Dataset entries on figures
────────────────────────────────────────

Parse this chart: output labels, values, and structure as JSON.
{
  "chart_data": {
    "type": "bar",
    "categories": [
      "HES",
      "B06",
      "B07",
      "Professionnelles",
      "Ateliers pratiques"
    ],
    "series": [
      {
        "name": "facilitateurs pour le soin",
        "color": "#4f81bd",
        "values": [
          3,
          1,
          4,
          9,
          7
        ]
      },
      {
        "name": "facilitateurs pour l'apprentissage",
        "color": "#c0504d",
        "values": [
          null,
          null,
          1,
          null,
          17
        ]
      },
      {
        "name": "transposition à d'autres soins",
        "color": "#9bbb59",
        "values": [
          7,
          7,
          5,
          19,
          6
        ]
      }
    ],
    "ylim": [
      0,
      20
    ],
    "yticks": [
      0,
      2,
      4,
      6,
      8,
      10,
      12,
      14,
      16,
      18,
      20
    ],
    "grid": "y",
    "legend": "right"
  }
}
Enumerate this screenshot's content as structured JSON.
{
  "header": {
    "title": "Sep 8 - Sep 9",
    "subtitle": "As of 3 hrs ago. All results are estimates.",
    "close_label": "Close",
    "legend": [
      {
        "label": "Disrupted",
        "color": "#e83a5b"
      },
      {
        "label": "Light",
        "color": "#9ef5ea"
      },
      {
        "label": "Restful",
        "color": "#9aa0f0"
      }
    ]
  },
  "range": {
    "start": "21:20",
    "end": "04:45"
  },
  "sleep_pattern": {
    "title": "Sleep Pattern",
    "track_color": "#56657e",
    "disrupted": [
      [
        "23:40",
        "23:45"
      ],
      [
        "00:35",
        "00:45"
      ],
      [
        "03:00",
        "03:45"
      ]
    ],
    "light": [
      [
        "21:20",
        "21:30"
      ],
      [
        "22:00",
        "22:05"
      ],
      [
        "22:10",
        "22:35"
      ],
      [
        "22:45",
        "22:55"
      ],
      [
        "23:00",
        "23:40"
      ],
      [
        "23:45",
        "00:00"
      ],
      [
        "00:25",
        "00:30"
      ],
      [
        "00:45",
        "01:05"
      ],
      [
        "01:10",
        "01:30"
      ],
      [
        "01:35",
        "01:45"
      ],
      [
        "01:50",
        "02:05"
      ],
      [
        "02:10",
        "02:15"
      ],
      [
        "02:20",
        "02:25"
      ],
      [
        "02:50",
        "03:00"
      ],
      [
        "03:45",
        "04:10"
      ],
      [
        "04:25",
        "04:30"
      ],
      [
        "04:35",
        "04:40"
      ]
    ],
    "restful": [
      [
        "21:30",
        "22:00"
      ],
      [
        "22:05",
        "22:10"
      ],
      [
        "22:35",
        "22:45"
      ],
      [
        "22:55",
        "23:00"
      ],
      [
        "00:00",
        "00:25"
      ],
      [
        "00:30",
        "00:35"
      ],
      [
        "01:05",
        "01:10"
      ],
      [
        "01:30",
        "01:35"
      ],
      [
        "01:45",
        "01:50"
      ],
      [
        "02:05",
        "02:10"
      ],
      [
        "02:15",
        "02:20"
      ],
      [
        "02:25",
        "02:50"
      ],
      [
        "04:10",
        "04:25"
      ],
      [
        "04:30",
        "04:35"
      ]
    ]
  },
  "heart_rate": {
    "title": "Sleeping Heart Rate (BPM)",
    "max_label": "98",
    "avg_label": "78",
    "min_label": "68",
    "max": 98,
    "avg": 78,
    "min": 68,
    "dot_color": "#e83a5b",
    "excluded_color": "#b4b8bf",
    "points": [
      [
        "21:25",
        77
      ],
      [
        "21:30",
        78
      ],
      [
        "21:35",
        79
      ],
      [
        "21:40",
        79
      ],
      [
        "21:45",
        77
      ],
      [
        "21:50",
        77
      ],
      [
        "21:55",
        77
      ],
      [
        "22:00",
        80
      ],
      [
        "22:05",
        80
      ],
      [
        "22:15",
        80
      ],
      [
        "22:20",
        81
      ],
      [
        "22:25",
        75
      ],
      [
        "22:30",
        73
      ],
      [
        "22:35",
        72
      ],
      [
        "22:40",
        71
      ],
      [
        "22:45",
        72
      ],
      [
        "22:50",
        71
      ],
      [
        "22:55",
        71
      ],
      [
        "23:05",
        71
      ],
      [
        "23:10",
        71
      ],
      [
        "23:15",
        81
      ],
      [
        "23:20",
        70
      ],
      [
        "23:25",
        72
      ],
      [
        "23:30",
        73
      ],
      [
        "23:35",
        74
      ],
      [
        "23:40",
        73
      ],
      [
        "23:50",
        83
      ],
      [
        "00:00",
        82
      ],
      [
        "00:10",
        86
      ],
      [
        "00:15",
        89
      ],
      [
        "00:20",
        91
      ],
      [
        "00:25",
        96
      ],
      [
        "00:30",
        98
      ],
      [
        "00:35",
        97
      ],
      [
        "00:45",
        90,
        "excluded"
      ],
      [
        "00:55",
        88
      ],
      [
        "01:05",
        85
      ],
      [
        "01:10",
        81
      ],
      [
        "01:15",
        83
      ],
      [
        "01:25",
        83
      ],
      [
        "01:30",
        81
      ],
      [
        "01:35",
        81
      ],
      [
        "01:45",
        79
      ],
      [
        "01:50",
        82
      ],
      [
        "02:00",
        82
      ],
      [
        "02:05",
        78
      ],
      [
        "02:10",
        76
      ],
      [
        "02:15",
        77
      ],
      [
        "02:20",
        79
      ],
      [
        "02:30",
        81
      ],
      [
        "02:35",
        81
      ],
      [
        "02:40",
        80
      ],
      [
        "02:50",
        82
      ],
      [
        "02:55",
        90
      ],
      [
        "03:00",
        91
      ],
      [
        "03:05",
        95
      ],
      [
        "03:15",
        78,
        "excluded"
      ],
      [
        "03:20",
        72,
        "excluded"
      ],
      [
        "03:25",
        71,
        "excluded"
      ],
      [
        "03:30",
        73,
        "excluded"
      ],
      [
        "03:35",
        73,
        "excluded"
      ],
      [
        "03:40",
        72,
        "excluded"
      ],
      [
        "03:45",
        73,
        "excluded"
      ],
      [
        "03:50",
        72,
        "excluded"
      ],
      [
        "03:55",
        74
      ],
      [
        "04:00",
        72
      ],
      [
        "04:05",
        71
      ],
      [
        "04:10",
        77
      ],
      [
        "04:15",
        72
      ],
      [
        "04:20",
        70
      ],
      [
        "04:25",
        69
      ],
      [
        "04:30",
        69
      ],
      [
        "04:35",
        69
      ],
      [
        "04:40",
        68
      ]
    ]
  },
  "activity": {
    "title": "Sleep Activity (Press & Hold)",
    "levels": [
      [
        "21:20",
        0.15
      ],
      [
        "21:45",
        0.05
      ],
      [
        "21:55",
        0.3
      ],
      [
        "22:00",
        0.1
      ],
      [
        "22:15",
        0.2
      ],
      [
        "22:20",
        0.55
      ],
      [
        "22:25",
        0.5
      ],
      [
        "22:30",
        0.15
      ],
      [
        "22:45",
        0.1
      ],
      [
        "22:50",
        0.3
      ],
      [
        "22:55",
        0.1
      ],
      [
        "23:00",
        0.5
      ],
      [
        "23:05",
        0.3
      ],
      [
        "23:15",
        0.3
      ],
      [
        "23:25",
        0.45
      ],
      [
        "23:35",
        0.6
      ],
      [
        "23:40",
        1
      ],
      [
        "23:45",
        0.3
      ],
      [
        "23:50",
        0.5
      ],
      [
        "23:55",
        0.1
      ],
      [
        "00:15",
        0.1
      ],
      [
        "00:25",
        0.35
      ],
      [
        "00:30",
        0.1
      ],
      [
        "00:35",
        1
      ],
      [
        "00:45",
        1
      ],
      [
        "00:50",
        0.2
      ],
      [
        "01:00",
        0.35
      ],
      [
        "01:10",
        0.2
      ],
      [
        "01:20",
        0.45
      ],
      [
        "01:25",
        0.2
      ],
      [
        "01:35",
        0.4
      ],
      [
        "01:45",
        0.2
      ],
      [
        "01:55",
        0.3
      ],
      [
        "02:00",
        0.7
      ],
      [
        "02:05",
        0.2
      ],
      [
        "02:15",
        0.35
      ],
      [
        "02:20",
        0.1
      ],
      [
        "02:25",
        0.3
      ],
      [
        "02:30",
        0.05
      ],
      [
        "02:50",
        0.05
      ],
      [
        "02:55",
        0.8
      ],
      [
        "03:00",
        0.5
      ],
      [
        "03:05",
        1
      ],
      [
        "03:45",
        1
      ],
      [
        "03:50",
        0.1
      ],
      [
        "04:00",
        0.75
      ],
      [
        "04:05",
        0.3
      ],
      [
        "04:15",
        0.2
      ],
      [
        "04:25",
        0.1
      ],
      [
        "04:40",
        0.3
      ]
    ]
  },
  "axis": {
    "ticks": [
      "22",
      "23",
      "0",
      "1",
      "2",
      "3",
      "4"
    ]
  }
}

────────────────────────────────────────

GOAL:
Tally the lines of the records holding the word "JSON", then give only the resulting number.

RESULT:
2